[BEGIN TASK INPUT]

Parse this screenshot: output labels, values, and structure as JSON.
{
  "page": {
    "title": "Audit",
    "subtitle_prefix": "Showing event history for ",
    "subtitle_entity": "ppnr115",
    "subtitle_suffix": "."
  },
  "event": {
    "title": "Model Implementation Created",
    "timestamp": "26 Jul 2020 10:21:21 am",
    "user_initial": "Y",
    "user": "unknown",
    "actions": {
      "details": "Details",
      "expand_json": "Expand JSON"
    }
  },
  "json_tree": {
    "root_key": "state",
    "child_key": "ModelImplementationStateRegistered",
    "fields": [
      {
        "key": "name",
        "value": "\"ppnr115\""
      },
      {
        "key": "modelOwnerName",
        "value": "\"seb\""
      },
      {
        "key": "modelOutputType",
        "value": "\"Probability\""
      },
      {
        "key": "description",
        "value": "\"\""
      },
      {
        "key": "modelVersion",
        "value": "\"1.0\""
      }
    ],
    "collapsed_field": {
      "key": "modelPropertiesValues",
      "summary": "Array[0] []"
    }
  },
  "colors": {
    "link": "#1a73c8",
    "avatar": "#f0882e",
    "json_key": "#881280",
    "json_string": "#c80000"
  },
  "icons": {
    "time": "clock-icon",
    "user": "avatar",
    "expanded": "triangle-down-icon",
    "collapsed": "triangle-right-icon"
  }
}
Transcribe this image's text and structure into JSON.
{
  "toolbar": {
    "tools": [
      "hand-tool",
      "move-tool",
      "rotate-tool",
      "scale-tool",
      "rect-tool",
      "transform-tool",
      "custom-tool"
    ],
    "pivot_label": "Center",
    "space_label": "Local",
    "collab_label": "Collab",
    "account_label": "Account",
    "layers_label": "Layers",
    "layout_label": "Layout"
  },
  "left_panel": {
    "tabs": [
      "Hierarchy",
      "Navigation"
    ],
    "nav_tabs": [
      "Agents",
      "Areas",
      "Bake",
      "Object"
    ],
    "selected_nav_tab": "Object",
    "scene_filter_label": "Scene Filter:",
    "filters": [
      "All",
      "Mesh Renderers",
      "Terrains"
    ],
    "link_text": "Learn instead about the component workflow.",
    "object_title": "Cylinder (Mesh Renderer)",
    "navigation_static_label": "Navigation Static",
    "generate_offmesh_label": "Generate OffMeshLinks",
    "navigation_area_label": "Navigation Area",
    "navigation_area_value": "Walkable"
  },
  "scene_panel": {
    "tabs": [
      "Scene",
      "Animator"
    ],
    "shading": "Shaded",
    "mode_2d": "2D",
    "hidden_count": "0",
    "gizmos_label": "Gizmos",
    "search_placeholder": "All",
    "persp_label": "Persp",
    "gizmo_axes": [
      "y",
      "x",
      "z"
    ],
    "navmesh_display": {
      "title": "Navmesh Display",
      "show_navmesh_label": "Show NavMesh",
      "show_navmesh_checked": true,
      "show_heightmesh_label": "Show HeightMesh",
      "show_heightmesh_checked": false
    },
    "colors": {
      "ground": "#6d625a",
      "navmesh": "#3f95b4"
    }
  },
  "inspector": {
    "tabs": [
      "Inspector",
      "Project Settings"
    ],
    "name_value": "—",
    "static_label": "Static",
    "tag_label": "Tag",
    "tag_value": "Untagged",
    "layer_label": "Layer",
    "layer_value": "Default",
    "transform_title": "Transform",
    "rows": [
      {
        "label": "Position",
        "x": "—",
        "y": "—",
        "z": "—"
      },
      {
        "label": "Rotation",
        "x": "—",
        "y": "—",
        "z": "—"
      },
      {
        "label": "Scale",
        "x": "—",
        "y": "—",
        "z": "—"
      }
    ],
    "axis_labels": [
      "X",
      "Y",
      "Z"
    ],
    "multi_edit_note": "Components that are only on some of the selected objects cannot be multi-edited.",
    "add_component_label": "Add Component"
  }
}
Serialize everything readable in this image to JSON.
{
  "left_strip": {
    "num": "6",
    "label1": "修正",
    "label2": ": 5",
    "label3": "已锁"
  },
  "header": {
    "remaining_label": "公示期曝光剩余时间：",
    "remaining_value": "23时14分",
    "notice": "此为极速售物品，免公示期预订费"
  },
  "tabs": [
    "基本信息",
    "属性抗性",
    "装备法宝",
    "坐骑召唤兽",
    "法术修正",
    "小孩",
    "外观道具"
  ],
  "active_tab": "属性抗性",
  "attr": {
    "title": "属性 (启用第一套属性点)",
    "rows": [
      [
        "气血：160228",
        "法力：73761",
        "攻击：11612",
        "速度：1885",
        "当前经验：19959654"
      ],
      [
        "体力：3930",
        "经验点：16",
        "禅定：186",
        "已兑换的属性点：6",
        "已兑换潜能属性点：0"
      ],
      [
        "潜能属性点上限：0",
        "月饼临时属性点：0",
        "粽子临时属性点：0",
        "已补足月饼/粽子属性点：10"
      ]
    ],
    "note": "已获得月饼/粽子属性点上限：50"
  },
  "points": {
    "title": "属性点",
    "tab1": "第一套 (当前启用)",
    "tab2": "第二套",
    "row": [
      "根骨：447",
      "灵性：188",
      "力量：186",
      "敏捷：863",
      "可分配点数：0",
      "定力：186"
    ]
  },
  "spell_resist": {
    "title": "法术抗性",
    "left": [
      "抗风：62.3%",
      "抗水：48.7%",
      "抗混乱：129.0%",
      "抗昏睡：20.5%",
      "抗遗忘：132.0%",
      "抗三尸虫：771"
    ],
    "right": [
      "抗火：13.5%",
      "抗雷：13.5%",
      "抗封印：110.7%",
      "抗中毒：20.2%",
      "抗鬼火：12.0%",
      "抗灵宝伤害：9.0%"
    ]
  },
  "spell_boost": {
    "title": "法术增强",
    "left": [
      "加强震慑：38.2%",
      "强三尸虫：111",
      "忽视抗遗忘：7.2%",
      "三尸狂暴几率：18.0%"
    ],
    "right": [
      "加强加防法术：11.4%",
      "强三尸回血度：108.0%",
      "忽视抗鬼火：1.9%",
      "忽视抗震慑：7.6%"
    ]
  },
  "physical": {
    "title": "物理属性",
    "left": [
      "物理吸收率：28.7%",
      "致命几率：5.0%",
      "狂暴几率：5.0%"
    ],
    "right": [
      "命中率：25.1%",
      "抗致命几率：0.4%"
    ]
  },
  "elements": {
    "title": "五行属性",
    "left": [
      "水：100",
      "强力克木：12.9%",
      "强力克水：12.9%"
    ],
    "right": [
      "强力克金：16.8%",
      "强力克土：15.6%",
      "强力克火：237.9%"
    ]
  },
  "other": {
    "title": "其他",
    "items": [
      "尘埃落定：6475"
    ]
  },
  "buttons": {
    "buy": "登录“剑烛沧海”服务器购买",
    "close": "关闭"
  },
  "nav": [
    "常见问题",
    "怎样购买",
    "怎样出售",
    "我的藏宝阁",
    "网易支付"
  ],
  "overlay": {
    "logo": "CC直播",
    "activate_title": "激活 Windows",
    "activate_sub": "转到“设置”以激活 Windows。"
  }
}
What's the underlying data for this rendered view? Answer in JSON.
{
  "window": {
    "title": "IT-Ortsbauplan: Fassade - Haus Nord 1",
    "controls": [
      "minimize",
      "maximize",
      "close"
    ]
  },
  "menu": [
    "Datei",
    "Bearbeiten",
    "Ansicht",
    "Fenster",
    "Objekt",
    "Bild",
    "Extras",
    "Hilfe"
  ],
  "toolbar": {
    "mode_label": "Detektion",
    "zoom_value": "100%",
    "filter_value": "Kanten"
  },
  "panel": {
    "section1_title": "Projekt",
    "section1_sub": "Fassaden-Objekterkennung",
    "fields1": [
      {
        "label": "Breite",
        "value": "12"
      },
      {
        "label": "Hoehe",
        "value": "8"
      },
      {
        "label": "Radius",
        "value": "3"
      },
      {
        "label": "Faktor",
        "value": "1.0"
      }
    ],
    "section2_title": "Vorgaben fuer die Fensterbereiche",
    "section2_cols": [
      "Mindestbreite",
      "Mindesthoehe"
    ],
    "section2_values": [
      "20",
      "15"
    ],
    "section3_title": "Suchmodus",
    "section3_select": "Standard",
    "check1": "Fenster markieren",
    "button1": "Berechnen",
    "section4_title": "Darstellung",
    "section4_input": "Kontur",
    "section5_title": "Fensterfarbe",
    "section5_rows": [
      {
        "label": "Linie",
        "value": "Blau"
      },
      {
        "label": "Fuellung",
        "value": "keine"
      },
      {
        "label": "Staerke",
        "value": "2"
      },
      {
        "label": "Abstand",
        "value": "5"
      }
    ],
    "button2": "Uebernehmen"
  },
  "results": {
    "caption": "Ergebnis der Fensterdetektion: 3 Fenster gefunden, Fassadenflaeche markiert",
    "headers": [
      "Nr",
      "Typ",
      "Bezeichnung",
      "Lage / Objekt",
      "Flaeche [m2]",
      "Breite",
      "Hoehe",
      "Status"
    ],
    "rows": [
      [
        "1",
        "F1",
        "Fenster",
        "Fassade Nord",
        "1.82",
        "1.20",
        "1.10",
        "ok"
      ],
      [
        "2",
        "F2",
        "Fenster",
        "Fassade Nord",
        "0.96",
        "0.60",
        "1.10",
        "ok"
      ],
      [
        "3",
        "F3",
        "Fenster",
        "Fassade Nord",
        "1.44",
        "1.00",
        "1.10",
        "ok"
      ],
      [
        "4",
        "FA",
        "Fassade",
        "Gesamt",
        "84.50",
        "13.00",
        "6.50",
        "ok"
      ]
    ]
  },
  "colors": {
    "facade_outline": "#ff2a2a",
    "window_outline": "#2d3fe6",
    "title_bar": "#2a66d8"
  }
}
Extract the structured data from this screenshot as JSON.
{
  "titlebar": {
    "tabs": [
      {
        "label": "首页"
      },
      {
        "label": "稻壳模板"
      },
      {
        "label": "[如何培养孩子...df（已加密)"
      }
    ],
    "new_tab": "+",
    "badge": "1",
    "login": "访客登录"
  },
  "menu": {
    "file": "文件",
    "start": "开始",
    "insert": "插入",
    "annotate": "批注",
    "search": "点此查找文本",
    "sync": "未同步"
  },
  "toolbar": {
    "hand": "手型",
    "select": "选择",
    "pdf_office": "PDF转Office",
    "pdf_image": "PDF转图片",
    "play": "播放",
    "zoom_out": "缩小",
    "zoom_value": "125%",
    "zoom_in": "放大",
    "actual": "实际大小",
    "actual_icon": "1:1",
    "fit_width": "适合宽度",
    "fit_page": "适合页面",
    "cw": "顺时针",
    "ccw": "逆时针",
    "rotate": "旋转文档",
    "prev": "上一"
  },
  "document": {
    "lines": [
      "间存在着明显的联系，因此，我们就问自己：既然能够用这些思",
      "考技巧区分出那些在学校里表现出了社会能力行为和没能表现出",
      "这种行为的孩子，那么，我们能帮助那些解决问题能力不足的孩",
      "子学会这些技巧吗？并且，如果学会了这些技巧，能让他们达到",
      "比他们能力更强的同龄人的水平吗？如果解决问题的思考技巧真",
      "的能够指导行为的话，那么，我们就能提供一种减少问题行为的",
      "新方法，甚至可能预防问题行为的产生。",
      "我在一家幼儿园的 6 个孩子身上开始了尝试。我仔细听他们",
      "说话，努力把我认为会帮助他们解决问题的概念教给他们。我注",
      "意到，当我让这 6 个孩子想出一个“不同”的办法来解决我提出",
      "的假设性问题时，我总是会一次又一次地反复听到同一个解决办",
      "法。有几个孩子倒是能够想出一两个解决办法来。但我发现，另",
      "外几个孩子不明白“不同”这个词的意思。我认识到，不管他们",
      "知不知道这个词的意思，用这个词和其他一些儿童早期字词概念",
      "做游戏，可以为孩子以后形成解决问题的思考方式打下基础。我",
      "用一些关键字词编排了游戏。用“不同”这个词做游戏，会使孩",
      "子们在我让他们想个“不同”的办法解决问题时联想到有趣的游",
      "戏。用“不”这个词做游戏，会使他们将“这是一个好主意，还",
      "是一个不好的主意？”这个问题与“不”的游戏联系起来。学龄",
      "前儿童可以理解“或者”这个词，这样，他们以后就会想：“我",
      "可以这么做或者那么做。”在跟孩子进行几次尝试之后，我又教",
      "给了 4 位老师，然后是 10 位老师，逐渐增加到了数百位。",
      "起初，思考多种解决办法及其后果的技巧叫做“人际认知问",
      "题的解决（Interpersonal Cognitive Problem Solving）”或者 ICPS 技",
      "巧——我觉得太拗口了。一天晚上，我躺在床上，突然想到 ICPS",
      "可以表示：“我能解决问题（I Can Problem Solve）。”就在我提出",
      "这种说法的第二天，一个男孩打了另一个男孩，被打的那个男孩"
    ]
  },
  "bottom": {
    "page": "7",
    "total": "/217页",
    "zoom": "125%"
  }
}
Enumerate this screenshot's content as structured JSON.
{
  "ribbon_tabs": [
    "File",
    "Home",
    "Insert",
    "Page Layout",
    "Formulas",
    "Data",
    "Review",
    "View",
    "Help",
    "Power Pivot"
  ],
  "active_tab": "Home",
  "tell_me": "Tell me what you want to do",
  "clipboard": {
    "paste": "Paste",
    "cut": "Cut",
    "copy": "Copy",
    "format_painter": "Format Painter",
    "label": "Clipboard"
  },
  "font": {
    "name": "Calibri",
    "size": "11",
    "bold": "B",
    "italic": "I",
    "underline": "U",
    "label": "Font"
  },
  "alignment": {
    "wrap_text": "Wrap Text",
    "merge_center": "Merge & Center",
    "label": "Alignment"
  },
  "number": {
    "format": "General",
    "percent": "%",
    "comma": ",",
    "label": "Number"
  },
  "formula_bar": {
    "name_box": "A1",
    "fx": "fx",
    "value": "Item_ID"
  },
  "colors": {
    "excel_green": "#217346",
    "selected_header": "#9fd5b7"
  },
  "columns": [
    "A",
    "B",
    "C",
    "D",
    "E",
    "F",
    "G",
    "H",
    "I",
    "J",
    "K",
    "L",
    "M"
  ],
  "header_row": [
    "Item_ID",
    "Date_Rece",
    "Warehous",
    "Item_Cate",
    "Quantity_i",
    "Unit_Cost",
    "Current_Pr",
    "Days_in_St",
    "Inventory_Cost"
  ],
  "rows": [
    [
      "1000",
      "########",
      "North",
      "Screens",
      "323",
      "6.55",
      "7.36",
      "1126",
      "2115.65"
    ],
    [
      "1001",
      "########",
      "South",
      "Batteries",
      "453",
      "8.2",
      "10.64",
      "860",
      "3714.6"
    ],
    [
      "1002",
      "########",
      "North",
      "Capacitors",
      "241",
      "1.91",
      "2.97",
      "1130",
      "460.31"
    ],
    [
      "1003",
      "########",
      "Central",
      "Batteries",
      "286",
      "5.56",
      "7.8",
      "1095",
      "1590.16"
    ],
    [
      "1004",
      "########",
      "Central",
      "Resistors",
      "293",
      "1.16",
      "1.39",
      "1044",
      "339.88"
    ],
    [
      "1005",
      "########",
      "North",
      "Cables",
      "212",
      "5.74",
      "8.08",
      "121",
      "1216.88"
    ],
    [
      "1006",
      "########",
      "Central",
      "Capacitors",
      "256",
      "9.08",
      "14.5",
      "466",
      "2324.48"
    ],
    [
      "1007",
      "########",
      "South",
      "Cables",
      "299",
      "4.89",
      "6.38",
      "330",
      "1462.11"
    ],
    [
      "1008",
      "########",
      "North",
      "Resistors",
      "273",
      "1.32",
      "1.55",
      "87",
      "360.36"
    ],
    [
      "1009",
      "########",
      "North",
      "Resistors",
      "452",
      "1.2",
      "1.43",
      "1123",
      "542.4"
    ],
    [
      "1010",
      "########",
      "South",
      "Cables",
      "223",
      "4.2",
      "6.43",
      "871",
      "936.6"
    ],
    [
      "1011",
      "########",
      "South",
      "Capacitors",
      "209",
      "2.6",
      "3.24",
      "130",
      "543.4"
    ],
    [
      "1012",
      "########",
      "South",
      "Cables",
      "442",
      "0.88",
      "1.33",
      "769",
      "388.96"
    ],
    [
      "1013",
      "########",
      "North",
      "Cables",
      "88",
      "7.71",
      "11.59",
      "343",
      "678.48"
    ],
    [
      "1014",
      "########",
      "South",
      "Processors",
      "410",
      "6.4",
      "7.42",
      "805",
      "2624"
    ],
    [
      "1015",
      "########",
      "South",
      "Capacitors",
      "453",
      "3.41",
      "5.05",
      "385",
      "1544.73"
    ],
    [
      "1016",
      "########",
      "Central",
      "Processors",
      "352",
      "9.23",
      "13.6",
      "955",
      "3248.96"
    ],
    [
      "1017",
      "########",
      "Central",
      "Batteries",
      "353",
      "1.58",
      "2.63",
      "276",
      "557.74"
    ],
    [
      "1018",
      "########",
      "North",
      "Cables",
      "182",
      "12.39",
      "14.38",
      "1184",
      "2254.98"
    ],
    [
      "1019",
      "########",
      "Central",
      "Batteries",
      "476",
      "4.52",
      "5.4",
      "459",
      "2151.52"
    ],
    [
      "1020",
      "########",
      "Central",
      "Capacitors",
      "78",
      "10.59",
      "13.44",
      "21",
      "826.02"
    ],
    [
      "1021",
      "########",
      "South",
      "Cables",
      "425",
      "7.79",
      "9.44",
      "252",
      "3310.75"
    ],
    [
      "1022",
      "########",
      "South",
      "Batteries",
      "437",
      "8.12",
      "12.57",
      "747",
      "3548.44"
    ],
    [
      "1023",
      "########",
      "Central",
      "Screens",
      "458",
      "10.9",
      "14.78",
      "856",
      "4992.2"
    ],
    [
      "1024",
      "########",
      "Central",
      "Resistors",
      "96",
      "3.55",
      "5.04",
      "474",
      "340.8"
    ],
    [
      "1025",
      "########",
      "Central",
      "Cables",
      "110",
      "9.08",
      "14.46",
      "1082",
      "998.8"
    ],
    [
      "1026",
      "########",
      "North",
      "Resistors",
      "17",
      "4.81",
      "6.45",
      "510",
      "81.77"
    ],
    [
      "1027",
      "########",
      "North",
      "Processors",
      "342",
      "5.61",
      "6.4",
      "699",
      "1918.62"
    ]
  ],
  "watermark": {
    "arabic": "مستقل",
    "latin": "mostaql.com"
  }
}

[END TASK INPUT]

WHAT IS EXPECTED →
Pull out every line holding "Windows" from the records above, and copy it.

RESPONSE TO THIS EXERCISE →
    "activate_title": "激活 Windows",
    "activate_sub": "转到“设置”以激活 Windows。"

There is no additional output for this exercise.